• [Written exercise]
Copy the rows verbatim, starting with the line that contains "cctv-channel-logo: CCTV1 综" and ending with the line that contains "page-title: 新能源 — [52, 30, 224, 75]", with both of those lines included.

● ● ● ●

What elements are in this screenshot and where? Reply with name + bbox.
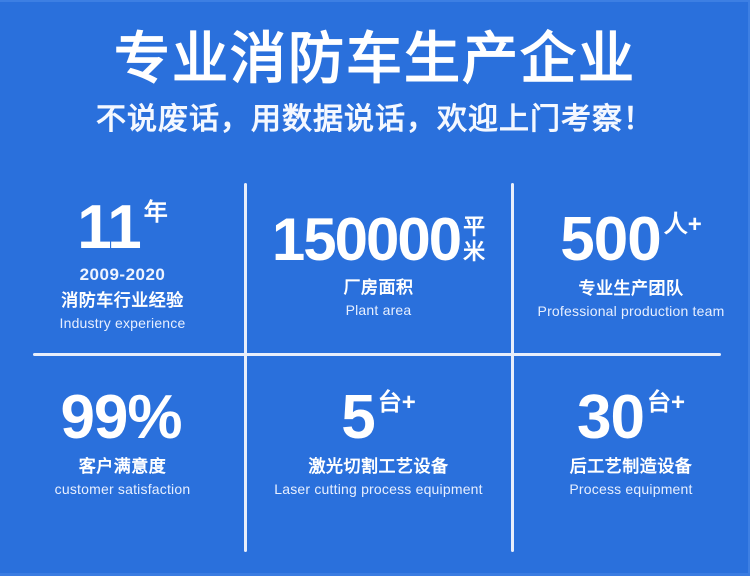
- stat-cell-industry-experience: 11 年 2009-2020 消防车行业经验 Industry experien…: [0, 178, 245, 355]
- stat-label-cn: 后工艺制造设备: [570, 458, 693, 477]
- stat-number-row: 5 台+: [341, 388, 416, 449]
- page-title: 专业消防车生产企业: [0, 26, 750, 92]
- stat-number-row: 500 人+: [560, 210, 701, 271]
- stat-cell-production-team: 500 人+ 专业生产团队 Professional production te…: [512, 178, 750, 355]
- grid-divider-horizontal: [33, 353, 721, 356]
- stat-label-cn: 专业生产团队: [579, 280, 684, 299]
- stat-number-row: 30 台+: [577, 388, 685, 449]
- stat-number: 11: [77, 198, 141, 259]
- stats-grid: 11 年 2009-2020 消防车行业经验 Industry experien…: [0, 178, 750, 558]
- stat-unit-line-2: 米: [463, 240, 485, 265]
- stat-label-en: Professional production team: [538, 304, 725, 319]
- stat-unit-line-1: 平: [463, 215, 485, 240]
- stat-number: 5: [341, 388, 374, 449]
- stat-label-cn: 激光切割工艺设备: [309, 458, 449, 477]
- stat-unit: 年: [144, 200, 168, 225]
- stat-label-cn: 客户满意度: [79, 458, 167, 477]
- stat-label-en: Process equipment: [569, 482, 692, 497]
- page-subtitle: 不说废话，用数据说话，欢迎上门考察！: [0, 100, 750, 140]
- stat-number: 99%: [60, 388, 181, 449]
- stat-cell-laser-cutting-equipment: 5 台+ 激光切割工艺设备 Laser cutting process equi…: [245, 355, 512, 558]
- stat-label-en: customer satisfaction: [55, 482, 191, 497]
- stat-number: 150000: [272, 211, 460, 270]
- stat-label-en: Industry experience: [60, 316, 186, 331]
- stat-unit: 人+: [664, 212, 702, 237]
- stat-number: 500: [560, 210, 660, 271]
- stat-label-en: Laser cutting process equipment: [274, 482, 483, 497]
- stat-cell-process-equipment: 30 台+ 后工艺制造设备 Process equipment: [512, 355, 750, 558]
- stat-unit: 台+: [378, 390, 416, 415]
- stat-number-row: 150000 平 米: [272, 211, 485, 270]
- grid-divider-vertical-right: [511, 183, 514, 552]
- stat-number: 30: [577, 388, 644, 449]
- stat-sub-number: 2009-2020: [80, 266, 166, 283]
- stat-label-cn: 厂房面积: [344, 279, 414, 298]
- banner-heading: 专业消防车生产企业 不说废话，用数据说话，欢迎上门考察！: [0, 26, 750, 140]
- stat-number-row: 11 年: [77, 198, 168, 259]
- stat-unit: 平 米: [463, 215, 485, 264]
- stat-unit: 台+: [647, 390, 685, 415]
- stat-label-en: Plant area: [346, 303, 412, 318]
- grid-divider-vertical-left: [244, 183, 247, 552]
- stat-number-row: 99%: [60, 388, 184, 449]
- banner-top-edge: [0, 0, 750, 2]
- stat-cell-customer-satisfaction: 99% 客户满意度 customer satisfaction: [0, 355, 245, 558]
- stat-label-cn: 消防车行业经验: [61, 292, 184, 311]
- stat-cell-plant-area: 150000 平 米 厂房面积 Plant area: [245, 178, 512, 355]
- promo-banner: 专业消防车生产企业 不说废话，用数据说话，欢迎上门考察！ 11 年 2009-2…: [0, 0, 750, 576]
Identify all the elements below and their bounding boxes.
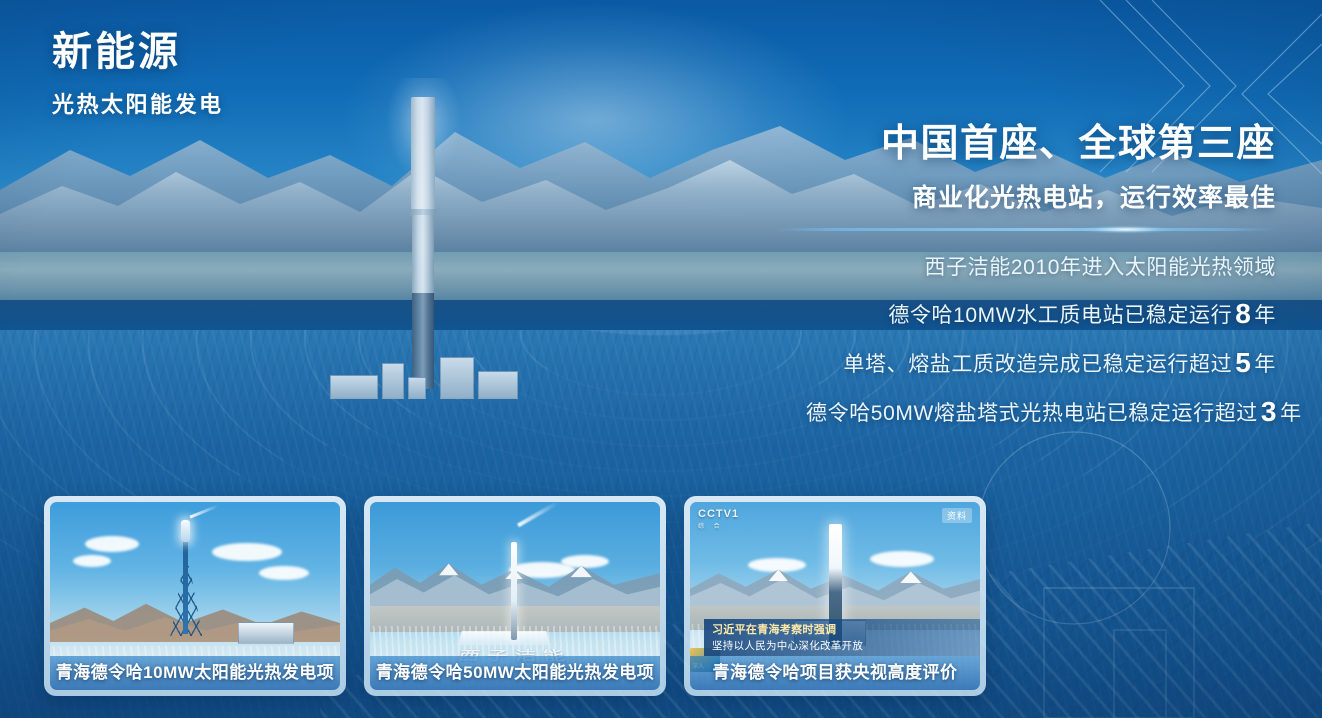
cctv-channel-logo: CCTV1 综 合 — [698, 508, 739, 530]
card2-tower — [511, 542, 517, 640]
cloud — [73, 555, 111, 567]
fact-number: 8 — [1232, 298, 1254, 329]
fact-unit: 年 — [1254, 304, 1276, 327]
project-thumbnail-row: 青海德令哈10MW太阳能光热发电项目 — [44, 496, 986, 696]
headline-primary: 中国首座、全球第三座 — [806, 112, 1276, 167]
fact-list: 西子洁能2010年进入太阳能光热领域德令哈10MW水工质电站已稳定运行8年单塔、… — [806, 251, 1276, 428]
fact-unit: 年 — [1280, 402, 1302, 425]
card-caption: 青海德令哈10MW太阳能光热发电项目 — [50, 656, 340, 690]
cloud — [259, 566, 309, 580]
page-title: 新能源 — [52, 30, 224, 75]
project-card-image: CCTV1 综 合 资料 深入 习近平在青海考察时强调 坚持以人民为中心深化改革… — [690, 502, 980, 690]
tower-receiver-section — [411, 97, 435, 215]
news-ticker: 习近平在青海考察时强调 坚持以人民为中心深化改革开放 — [704, 619, 980, 656]
card1-tower-mast — [183, 530, 188, 634]
solar-power-tower — [409, 97, 437, 389]
card1-plant-building — [238, 622, 294, 644]
fact-line: 西子洁能2010年进入太阳能光热领域 — [806, 251, 1276, 281]
project-card[interactable]: 青海德令哈10MW太阳能光热发电项目 — [44, 496, 346, 696]
power-block-buildings — [330, 355, 520, 401]
project-card-image: 青海德令哈10MW太阳能光热发电项目 — [50, 502, 340, 690]
fact-number: 5 — [1232, 347, 1254, 378]
headline-secondary: 商业化光热电站，运行效率最佳 — [806, 178, 1276, 214]
tower-mid-section — [412, 215, 434, 295]
project-card-image: 西子洁能 青海德令哈50MW太阳能光热发电项目 — [370, 502, 660, 690]
fact-text: 德令哈10MW水工质电站已稳定运行 — [888, 304, 1232, 327]
cctv-subtitle: 综 合 — [698, 521, 739, 530]
page-subtitle: 光热太阳能发电 — [52, 87, 224, 119]
card-caption: 青海德令哈项目获央视高度评价 — [690, 656, 980, 690]
fact-line: 德令哈10MW水工质电站已稳定运行8年 — [806, 298, 1276, 330]
fact-text: 德令哈50MW熔盐塔式光热电站已稳定运行超过 — [806, 402, 1258, 425]
fact-line: 德令哈50MW熔盐塔式光热电站已稳定运行超过3年 — [806, 396, 1276, 428]
project-card[interactable]: 西子洁能 青海德令哈50MW太阳能光热发电项目 — [364, 496, 666, 696]
cloud — [85, 536, 139, 552]
fact-unit: 年 — [1254, 353, 1276, 376]
right-heading-block: 中国首座、全球第三座 商业化光热电站，运行效率最佳 西子洁能2010年进入太阳能… — [806, 112, 1276, 445]
news-ticker-headline: 习近平在青海考察时强调 — [712, 621, 974, 637]
card2-service-hall — [458, 631, 550, 645]
card1-receiver — [181, 520, 190, 542]
fact-text: 单塔、熔盐工质改造完成已稳定运行超过 — [843, 353, 1232, 376]
fact-number: 3 — [1258, 396, 1280, 427]
card-caption: 青海德令哈50MW太阳能光热发电项目 — [370, 656, 660, 690]
cctv-number: 1 — [732, 508, 739, 520]
fact-line: 单塔、熔盐工质改造完成已稳定运行超过5年 — [806, 347, 1276, 379]
news-ticker-subline: 坚持以人民为中心深化改革开放 — [712, 638, 974, 653]
cctv-name: CCTV — [698, 508, 732, 520]
slide-root: 新能源 光热太阳能发电 中国首座、全球第三座 商业化光热电站，运行效率最佳 西子… — [0, 0, 1322, 718]
fact-text: 西子洁能2010年进入太阳能光热领域 — [924, 256, 1276, 279]
archive-badge: 资料 — [942, 508, 972, 523]
project-card[interactable]: CCTV1 综 合 资料 深入 习近平在青海考察时强调 坚持以人民为中心深化改革… — [684, 496, 986, 696]
left-title-block: 新能源 光热太阳能发电 — [52, 30, 224, 119]
glowing-divider — [776, 228, 1276, 231]
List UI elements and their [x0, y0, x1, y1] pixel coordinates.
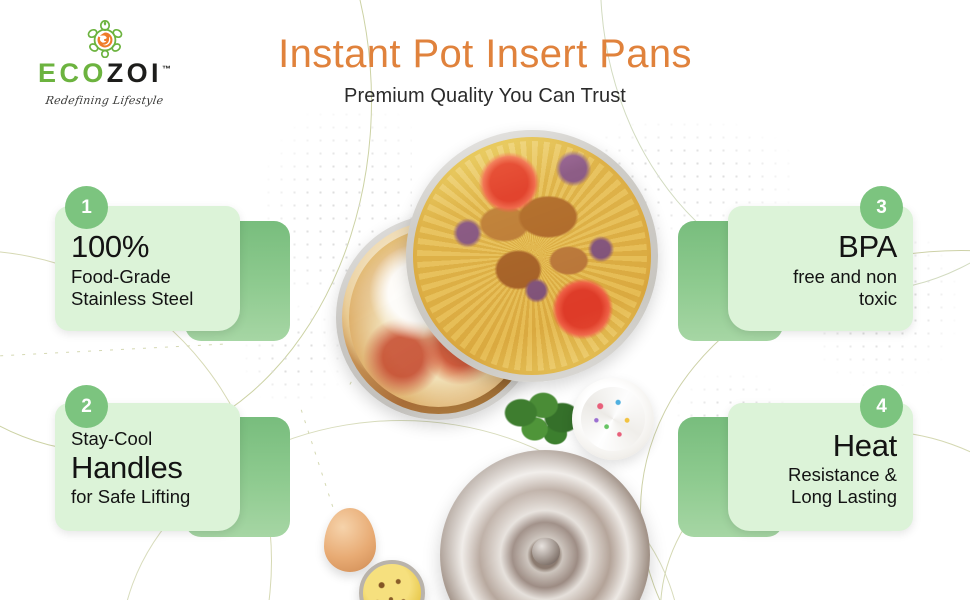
- feature-line-secondary: Food-Grade: [71, 266, 224, 288]
- decorative-dotted-line: [0, 342, 226, 358]
- page-subtitle: Premium Quality You Can Trust: [0, 85, 970, 108]
- feature-line-secondary: Handles: [71, 450, 224, 487]
- feature-line-tertiary: Long Lasting: [744, 486, 897, 508]
- feature-card-2[interactable]: Stay-Cool Handles for Safe Lifting 2: [55, 385, 290, 545]
- feature-card-3[interactable]: BPA free and non toxic 3: [678, 186, 913, 341]
- feature-line-primary: Heat: [744, 428, 897, 465]
- feature-line-secondary: free and non: [744, 266, 897, 288]
- feature-line-primary: Stay-Cool: [71, 428, 224, 450]
- feature-card-1[interactable]: 100% Food-Grade Stainless Steel 1: [55, 186, 290, 341]
- feature-line-secondary: Resistance &: [744, 464, 897, 486]
- feature-number-badge: 3: [860, 186, 903, 229]
- feature-line-tertiary: Stainless Steel: [71, 288, 224, 310]
- upper-insert-pan-with-biryani: [406, 130, 658, 382]
- feature-line-primary: 100%: [71, 229, 224, 266]
- brown-egg: [324, 508, 376, 572]
- page-title: Instant Pot Insert Pans: [0, 32, 970, 77]
- feature-number-badge: 4: [860, 385, 903, 428]
- feature-line-tertiary: for Safe Lifting: [71, 486, 224, 508]
- steel-pan-lid: [440, 450, 650, 600]
- infographic-canvas: ECOZOI™ Redefining Lifestyle Instant Pot…: [0, 0, 970, 600]
- product-photo: [300, 120, 690, 600]
- feature-line-primary: BPA: [744, 229, 897, 266]
- feature-number-badge: 2: [65, 385, 108, 428]
- feature-card-4[interactable]: Heat Resistance & Long Lasting 4: [678, 385, 913, 545]
- cream-bowl-with-sprinkles: [572, 378, 654, 460]
- feature-number-badge: 1: [65, 186, 108, 229]
- feature-line-tertiary: toxic: [744, 288, 897, 310]
- egg-bite-bowl: [359, 560, 425, 600]
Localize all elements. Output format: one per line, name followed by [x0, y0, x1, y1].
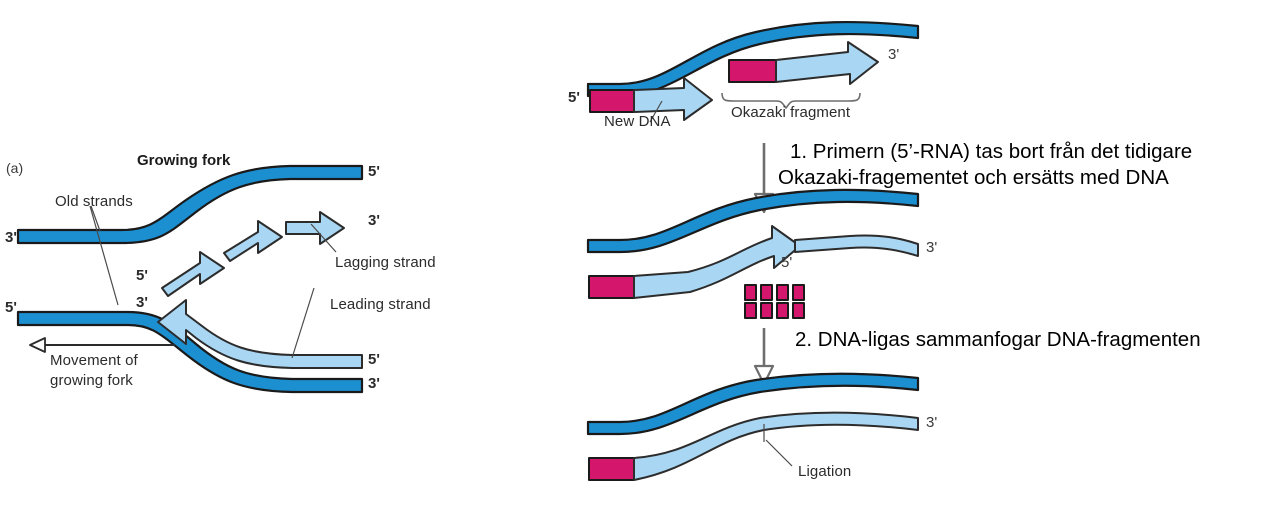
- dna-replication-figure: .tpl { fill: #1C8FD1; stroke: #1a1a1a; s…: [0, 0, 1270, 522]
- tick-parent-bottom-right: 3': [368, 375, 380, 392]
- okazaki-dna: [776, 42, 878, 84]
- movement-arrow-head: [30, 338, 45, 352]
- okazaki-fragment-label: Okazaki fragment: [731, 104, 850, 121]
- excised-nucleotide: [745, 285, 756, 300]
- panel-a-label: (a): [6, 160, 23, 176]
- new-fragment-primer-left: [590, 90, 634, 112]
- tick-lagging-start: 5': [136, 267, 148, 284]
- tick-template-bottom-left: 5': [5, 299, 17, 316]
- excised-nucleotide: [745, 303, 756, 318]
- tick-lagging-arrow-right: 3': [368, 212, 380, 229]
- figure-graphics: .tpl { fill: #1C8FD1; stroke: #1a1a1a; s…: [0, 0, 1270, 522]
- lagging-okazaki-arrow-2: [224, 221, 282, 261]
- tick-template-top-left: 3': [5, 229, 17, 246]
- leader-leading-strand: [292, 288, 314, 358]
- leader-old-strands-lower: [90, 206, 118, 305]
- movement-label-line1: Movement of: [50, 352, 138, 369]
- excised-nucleotide: [761, 285, 772, 300]
- annotation-step-1-line-2: Okazaki-fragementet och ersätts med DNA: [778, 165, 1169, 191]
- excised-nucleotide: [793, 285, 804, 300]
- ligated-dna: [634, 413, 918, 480]
- excised-nucleotide: [777, 303, 788, 318]
- movement-label-line2: growing fork: [50, 372, 133, 389]
- old-strands-label: Old strands: [55, 193, 133, 210]
- excised-nucleotide: [777, 285, 788, 300]
- tick-step-bottom-right-3prime: 3': [926, 414, 937, 431]
- tick-step-middle-right-3prime: 3': [926, 239, 937, 256]
- new-dna-label: New DNA: [604, 113, 671, 130]
- tick-leading-right: 5': [368, 351, 380, 368]
- panel-a-title: Growing fork: [137, 152, 230, 169]
- panel-b-step-middle-graphics: [588, 190, 918, 384]
- tick-leading-start: 3': [136, 294, 148, 311]
- downstream-fragment-middle: [795, 235, 918, 256]
- leader-ligation: [766, 440, 792, 466]
- lagging-okazaki-arrow-1: [162, 252, 224, 296]
- tick-parent-top-right: 5': [368, 163, 380, 180]
- excised-nucleotide: [761, 303, 772, 318]
- excised-nucleotide: [793, 303, 804, 318]
- ligated-primer: [589, 458, 634, 480]
- ligation-label: Ligation: [798, 463, 851, 480]
- tick-step-top-left-5prime: 5': [568, 89, 580, 106]
- leading-strand-label: Leading strand: [330, 296, 431, 313]
- tick-step-top-right-3prime: 3': [888, 46, 899, 63]
- annotation-step-2-line-1: 2. DNA-ligas sammanfogar DNA-fragmenten: [795, 327, 1201, 353]
- tick-gap-5prime: 5': [781, 254, 792, 271]
- annotation-step-1-line-1: 1. Primern (5’-RNA) tas bort från det ti…: [790, 139, 1192, 165]
- okazaki-primer: [729, 60, 776, 82]
- lagging-strand-label: Lagging strand: [335, 254, 436, 271]
- panel-b-step-bottom-graphics: [588, 374, 918, 480]
- extended-primer-middle: [589, 276, 634, 298]
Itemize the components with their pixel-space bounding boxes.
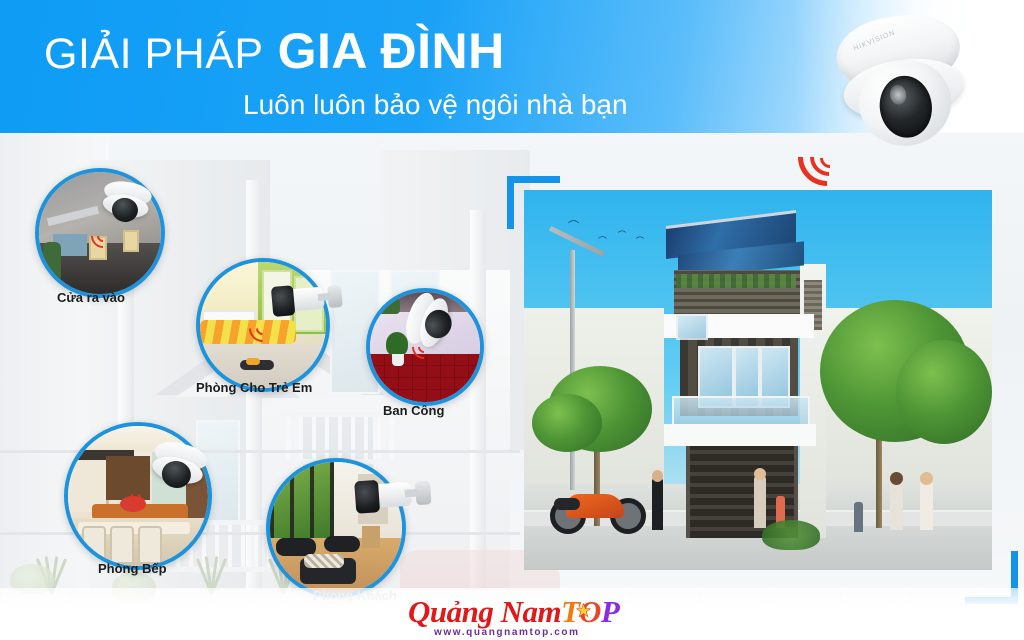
title-bold: GIA ĐÌNH xyxy=(278,23,505,79)
callout-label-entrance: Cửa ra vào xyxy=(57,290,125,305)
poster-canvas: ︵ ︵ ︵ ︵ xyxy=(0,0,1024,640)
page-title: GIẢI PHÁPGIA ĐÌNH xyxy=(44,22,505,80)
title-light: GIẢI PHÁP xyxy=(44,30,264,78)
logo-url: www.quangnamtop.com xyxy=(434,627,580,638)
signal-waves-icon xyxy=(792,128,852,188)
callout-circle-kids-room[interactable] xyxy=(196,258,330,392)
star-icon xyxy=(576,603,591,618)
photo-frame-corner-top-left xyxy=(507,176,560,229)
logo-letter-p: P xyxy=(601,594,619,629)
dome-camera-icon xyxy=(95,177,158,230)
bullet-camera-icon xyxy=(271,279,344,319)
logo-brand-text: Quảng Nam xyxy=(408,594,561,629)
site-logo[interactable]: Quảng NamTOP www.quangnamtop.com xyxy=(408,594,638,640)
house-exterior-photo: ︵ ︵ ︵ ︵ xyxy=(524,190,992,570)
callout-label-balcony: Ban Công xyxy=(383,403,444,418)
page-subtitle: Luôn luôn bảo vệ ngôi nhà bạn xyxy=(243,89,628,121)
bullet-camera-icon xyxy=(354,474,432,516)
callout-label-kids-room: Phòng Cho Trẻ Em xyxy=(196,380,312,395)
callout-label-kitchen: Phòng Bếp xyxy=(98,561,167,576)
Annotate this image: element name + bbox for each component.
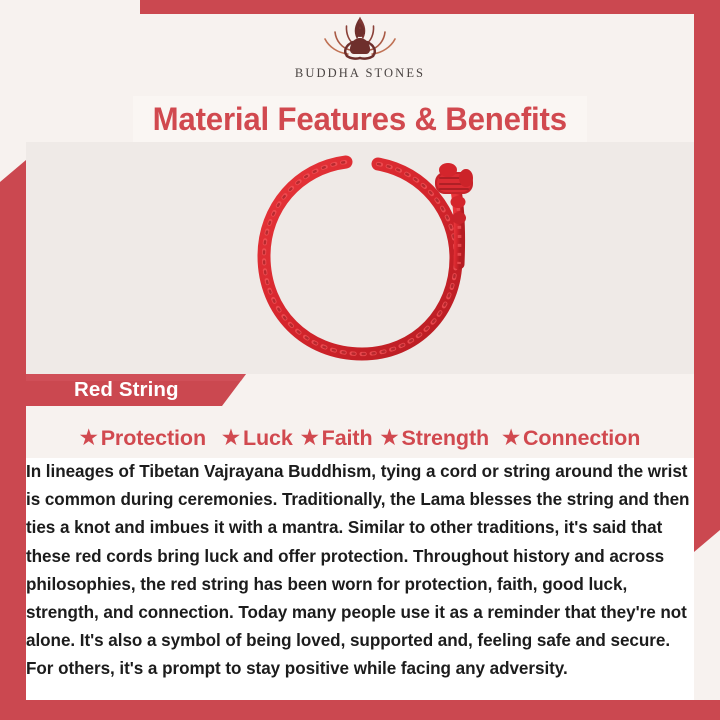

● ● ● ●

• [Answer to this exercise]
cctv-channel-logo: CCTV1 综 合 — [698, 508, 739, 530]
card2-tower — [511, 542, 517, 640]
cloud — [73, 555, 111, 567]
fact-number: 8 — [1232, 298, 1254, 329]
fact-unit: 年 — [1254, 304, 1276, 327]
project-thumbnail-row: 青海德令哈10MW太阳能光热发电项目 — [44, 496, 986, 696]
headline-primary: 中国首座、全球第三座 — [806, 112, 1276, 167]
fact-list: 西子洁能2010年进入太阳能光热领域德令哈10MW水工质电站已稳定运行8年单塔、… — [806, 251, 1276, 428]
fact-unit: 年 — [1280, 402, 1302, 425]
card-caption: 青海德令哈10MW太阳能光热发电项目 — [50, 656, 340, 690]
cloud — [259, 566, 309, 580]
page-title: 新能源 — [52, 30, 224, 75]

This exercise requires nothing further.